### The task
Word for word, retype every entry in the listing.

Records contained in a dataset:

┌────────

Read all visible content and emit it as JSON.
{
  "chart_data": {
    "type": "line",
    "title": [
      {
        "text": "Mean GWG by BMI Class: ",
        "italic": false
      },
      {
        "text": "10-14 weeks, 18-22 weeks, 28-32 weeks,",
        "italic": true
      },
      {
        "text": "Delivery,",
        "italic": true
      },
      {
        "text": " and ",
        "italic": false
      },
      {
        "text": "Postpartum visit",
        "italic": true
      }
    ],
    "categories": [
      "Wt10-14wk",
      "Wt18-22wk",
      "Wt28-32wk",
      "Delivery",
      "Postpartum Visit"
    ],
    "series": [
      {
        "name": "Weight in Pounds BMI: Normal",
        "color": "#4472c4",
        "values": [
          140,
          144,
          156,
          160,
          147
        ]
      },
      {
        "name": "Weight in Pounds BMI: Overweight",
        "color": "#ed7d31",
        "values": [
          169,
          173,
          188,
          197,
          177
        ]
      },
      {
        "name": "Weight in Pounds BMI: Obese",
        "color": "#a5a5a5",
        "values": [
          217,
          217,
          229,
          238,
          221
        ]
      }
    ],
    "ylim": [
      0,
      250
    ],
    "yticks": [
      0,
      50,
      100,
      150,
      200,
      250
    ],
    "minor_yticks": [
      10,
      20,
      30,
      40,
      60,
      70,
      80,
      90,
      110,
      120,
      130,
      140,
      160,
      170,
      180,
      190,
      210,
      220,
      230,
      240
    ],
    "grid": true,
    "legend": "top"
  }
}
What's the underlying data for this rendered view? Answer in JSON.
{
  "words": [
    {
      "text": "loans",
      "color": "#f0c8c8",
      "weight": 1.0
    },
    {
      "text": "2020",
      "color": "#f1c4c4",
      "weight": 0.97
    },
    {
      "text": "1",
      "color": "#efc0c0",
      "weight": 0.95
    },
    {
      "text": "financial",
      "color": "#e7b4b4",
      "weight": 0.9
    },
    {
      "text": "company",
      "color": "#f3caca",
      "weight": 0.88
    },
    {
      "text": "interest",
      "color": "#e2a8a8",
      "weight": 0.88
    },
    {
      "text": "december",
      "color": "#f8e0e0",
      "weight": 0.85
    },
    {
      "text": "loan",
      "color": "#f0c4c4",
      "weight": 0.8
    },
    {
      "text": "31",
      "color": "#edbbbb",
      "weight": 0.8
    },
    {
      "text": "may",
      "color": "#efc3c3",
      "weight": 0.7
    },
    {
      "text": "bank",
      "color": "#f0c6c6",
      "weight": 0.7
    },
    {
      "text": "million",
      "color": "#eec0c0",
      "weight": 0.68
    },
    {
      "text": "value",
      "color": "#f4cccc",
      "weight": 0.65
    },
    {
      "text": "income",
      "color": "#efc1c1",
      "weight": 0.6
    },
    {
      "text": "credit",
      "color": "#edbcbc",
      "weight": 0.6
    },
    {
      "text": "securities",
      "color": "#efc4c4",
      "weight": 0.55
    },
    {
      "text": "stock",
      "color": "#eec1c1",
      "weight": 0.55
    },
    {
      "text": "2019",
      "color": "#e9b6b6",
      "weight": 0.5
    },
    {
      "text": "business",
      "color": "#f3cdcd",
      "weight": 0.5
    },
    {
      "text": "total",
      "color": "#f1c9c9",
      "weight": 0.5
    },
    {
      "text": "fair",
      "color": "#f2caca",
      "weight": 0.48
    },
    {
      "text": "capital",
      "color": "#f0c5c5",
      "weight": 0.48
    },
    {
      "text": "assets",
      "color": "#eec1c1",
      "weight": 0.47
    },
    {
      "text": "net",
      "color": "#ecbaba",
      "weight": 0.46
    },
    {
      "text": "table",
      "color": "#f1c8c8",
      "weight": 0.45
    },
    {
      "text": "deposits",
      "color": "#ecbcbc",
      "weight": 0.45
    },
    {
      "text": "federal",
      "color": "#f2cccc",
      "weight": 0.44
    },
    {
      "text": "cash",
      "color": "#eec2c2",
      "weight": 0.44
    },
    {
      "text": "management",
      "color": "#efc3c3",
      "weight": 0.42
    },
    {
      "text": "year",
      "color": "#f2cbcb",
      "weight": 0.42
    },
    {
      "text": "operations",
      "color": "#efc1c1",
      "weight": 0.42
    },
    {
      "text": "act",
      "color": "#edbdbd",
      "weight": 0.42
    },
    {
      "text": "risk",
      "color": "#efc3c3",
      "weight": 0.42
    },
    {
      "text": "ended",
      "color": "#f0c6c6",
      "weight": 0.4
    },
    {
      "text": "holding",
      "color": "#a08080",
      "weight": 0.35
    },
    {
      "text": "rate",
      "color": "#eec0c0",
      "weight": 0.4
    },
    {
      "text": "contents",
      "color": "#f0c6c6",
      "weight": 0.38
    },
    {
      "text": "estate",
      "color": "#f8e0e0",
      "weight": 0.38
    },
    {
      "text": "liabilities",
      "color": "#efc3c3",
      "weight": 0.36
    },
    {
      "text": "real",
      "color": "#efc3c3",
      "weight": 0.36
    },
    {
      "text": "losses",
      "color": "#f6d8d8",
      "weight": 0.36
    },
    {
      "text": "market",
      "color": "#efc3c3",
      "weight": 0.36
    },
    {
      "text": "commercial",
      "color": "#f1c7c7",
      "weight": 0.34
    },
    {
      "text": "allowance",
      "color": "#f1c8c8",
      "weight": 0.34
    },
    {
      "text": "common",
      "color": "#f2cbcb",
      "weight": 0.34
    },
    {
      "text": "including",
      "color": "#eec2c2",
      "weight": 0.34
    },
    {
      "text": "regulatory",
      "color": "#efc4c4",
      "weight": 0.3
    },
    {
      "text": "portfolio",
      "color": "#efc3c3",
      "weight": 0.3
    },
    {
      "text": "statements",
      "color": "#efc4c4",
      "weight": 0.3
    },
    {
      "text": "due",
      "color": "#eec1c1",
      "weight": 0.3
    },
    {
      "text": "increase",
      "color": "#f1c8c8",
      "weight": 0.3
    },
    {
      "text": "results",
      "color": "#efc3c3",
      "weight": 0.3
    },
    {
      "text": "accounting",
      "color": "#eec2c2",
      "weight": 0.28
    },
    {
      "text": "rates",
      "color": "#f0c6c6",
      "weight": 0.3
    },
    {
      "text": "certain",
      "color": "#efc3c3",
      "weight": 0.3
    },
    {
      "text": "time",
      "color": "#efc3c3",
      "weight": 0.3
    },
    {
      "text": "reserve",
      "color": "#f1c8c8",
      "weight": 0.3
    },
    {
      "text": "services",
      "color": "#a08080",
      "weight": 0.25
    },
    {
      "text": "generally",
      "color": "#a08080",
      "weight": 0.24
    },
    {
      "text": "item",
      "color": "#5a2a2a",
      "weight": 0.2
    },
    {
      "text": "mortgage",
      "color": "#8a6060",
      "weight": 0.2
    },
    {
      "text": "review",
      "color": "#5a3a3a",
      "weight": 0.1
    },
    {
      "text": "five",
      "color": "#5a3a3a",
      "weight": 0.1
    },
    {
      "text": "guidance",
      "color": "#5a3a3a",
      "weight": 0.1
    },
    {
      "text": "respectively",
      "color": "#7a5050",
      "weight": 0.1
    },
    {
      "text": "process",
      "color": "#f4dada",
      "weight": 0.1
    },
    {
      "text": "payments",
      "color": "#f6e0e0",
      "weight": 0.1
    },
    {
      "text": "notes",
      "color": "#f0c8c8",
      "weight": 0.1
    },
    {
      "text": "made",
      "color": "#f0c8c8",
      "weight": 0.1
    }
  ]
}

└────────

### Task solution
Read all visible content and emit it as JSON.
{
  "chart_data": {
    "type": "line",
    "title": [
      {
        "text": "Mean GWG by BMI Class: ",
        "italic": false
      },
      {
        "text": "10-14 weeks, 18-22 weeks, 28-32 weeks,",
        "italic": true
      },
      {
        "text": "Delivery,",
        "italic": true
      },
      {
        "text": " and ",
        "italic": false
      },
      {
        "text": "Postpartum visit",
        "italic": true
      }
    ],
    "categories": [
      "Wt10-14wk",
      "Wt18-22wk",
      "Wt28-32wk",
      "Delivery",
      "Postpartum Visit"
    ],
    "series": [
      {
        "name": "Weight in Pounds BMI: Normal",
        "color": "#4472c4",
        "values": [
          140,
          144,
          156,
          160,
          147
        ]
      },
      {
        "name": "Weight in Pounds BMI: Overweight",
        "color": "#ed7d31",
        "values": [
          169,
          173,
          188,
          197,
          177
        ]
      },
      {
        "name": "Weight in Pounds BMI: Obese",
        "color": "#a5a5a5",
        "values": [
          217,
          217,
          229,
          238,
          221
        ]
      }
    ],
    "ylim": [
      0,
      250
    ],
    "yticks": [
      0,
      50,
      100,
      150,
      200,
      250
    ],
    "minor_yticks": [
      10,
      20,
      30,
      40,
      60,
      70,
      80,
      90,
      110,
      120,
      130,
      140,
      160,
      170,
      180,
      190,
      210,
      220,
      230,
      240
    ],
    "grid": true,
    "legend": "top"
  }
}
What's the underlying data for this rendered view? Answer in JSON.
{
  "words": [
    {
      "text": "loans",
      "color": "#f0c8c8",
      "weight": 1.0
    },
    {
      "text": "2020",
      "color": "#f1c4c4",
      "weight": 0.97
    },
    {
      "text": "1",
      "color": "#efc0c0",
      "weight": 0.95
    },
    {
      "text": "financial",
      "color": "#e7b4b4",
      "weight": 0.9
    },
    {
      "text": "company",
      "color": "#f3caca",
      "weight": 0.88
    },
    {
      "text": "interest",
      "color": "#e2a8a8",
      "weight": 0.88
    },
    {
      "text": "december",
      "color": "#f8e0e0",
      "weight": 0.85
    },
    {
      "text": "loan",
      "color": "#f0c4c4",
      "weight": 0.8
    },
    {
      "text": "31",
      "color": "#edbbbb",
      "weight": 0.8
    },
    {
      "text": "may",
      "color": "#efc3c3",
      "weight": 0.7
    },
    {
      "text": "bank",
      "color": "#f0c6c6",
      "weight": 0.7
    },
    {
      "text": "million",
      "color": "#eec0c0",
      "weight": 0.68
    },
    {
      "text": "value",
      "color": "#f4cccc",
      "weight": 0.65
    },
    {
      "text": "income",
      "color": "#efc1c1",
      "weight": 0.6
    },
    {
      "text": "credit",
      "color": "#edbcbc",
      "weight": 0.6
    },
    {
      "text": "securities",
      "color": "#efc4c4",
      "weight": 0.55
    },
    {
      "text": "stock",
      "color": "#eec1c1",
      "weight": 0.55
    },
    {
      "text": "2019",
      "color": "#e9b6b6",
      "weight": 0.5
    },
    {
      "text": "business",
      "color": "#f3cdcd",
      "weight": 0.5
    },
    {
      "text": "total",
      "color": "#f1c9c9",
      "weight": 0.5
    },
    {
      "text": "fair",
      "color": "#f2caca",
      "weight": 0.48
    },
    {
      "text": "capital",
      "color": "#f0c5c5",
      "weight": 0.48
    },
    {
      "text": "assets",
      "color": "#eec1c1",
      "weight": 0.47
    },
    {
      "text": "net",
      "color": "#ecbaba",
      "weight": 0.46
    },
    {
      "text": "table",
      "color": "#f1c8c8",
      "weight": 0.45
    },
    {
      "text": "deposits",
      "color": "#ecbcbc",
      "weight": 0.45
    },
    {
      "text": "federal",
      "color": "#f2cccc",
      "weight": 0.44
    },
    {
      "text": "cash",
      "color": "#eec2c2",
      "weight": 0.44
    },
    {
      "text": "management",
      "color": "#efc3c3",
      "weight": 0.42
    },
    {
      "text": "year",
      "color": "#f2cbcb",
      "weight": 0.42
    },
    {
      "text": "operations",
      "color": "#efc1c1",
      "weight": 0.42
    },
    {
      "text": "act",
      "color": "#edbdbd",
      "weight": 0.42
    },
    {
      "text": "risk",
      "color": "#efc3c3",
      "weight": 0.42
    },
    {
      "text": "ended",
      "color": "#f0c6c6",
      "weight": 0.4
    },
    {
      "text": "holding",
      "color": "#a08080",
      "weight": 0.35
    },
    {
      "text": "rate",
      "color": "#eec0c0",
      "weight": 0.4
    },
    {
      "text": "contents",
      "color": "#f0c6c6",
      "weight": 0.38
    },
    {
      "text": "estate",
      "color": "#f8e0e0",
      "weight": 0.38
    },
    {
      "text": "liabilities",
      "color": "#efc3c3",
      "weight": 0.36
    },
    {
      "text": "real",
      "color": "#efc3c3",
      "weight": 0.36
    },
    {
      "text": "losses",
      "color": "#f6d8d8",
      "weight": 0.36
    },
    {
      "text": "market",
      "color": "#efc3c3",
      "weight": 0.36
    },
    {
      "text": "commercial",
      "color": "#f1c7c7",
      "weight": 0.34
    },
    {
      "text": "allowance",
      "color": "#f1c8c8",
      "weight": 0.34
    },
    {
      "text": "common",
      "color": "#f2cbcb",
      "weight": 0.34
    },
    {
      "text": "including",
      "color": "#eec2c2",
      "weight": 0.34
    },
    {
      "text": "regulatory",
      "color": "#efc4c4",
      "weight": 0.3
    },
    {
      "text": "portfolio",
      "color": "#efc3c3",
      "weight": 0.3
    },
    {
      "text": "statements",
      "color": "#efc4c4",
      "weight": 0.3
    },
    {
      "text": "due",
      "color": "#eec1c1",
      "weight": 0.3
    },
    {
      "text": "increase",
      "color": "#f1c8c8",
      "weight": 0.3
    },
    {
      "text": "results",
      "color": "#efc3c3",
      "weight": 0.3
    },
    {
      "text": "accounting",
      "color": "#eec2c2",
      "weight": 0.28
    },
    {
      "text": "rates",
      "color": "#f0c6c6",
      "weight": 0.3
    },
    {
      "text": "certain",
      "color": "#efc3c3",
      "weight": 0.3
    },
    {
      "text": "time",
      "color": "#efc3c3",
      "weight": 0.3
    },
    {
      "text": "reserve",
      "color": "#f1c8c8",
      "weight": 0.3
    },
    {
      "text": "services",
      "color": "#a08080",
      "weight": 0.25
    },
    {
      "text": "generally",
      "color": "#a08080",
      "weight": 0.24
    },
    {
      "text": "item",
      "color": "#5a2a2a",
      "weight": 0.2
    },
    {
      "text": "mortgage",
      "color": "#8a6060",
      "weight": 0.2
    },
    {
      "text": "review",
      "color": "#5a3a3a",
      "weight": 0.1
    },
    {
      "text": "five",
      "color": "#5a3a3a",
      "weight": 0.1
    },
    {
      "text": "guidance",
      "color": "#5a3a3a",
      "weight": 0.1
    },
    {
      "text": "respectively",
      "color": "#7a5050",
      "weight": 0.1
    },
    {
      "text": "process",
      "color": "#f4dada",
      "weight": 0.1
    },
    {
      "text": "payments",
      "color": "#f6e0e0",
      "weight": 0.1
    },
    {
      "text": "notes",
      "color": "#f0c8c8",
      "weight": 0.1
    },
    {
      "text": "made",
      "color": "#f0c8c8",
      "weight": 0.1
    }
  ]
}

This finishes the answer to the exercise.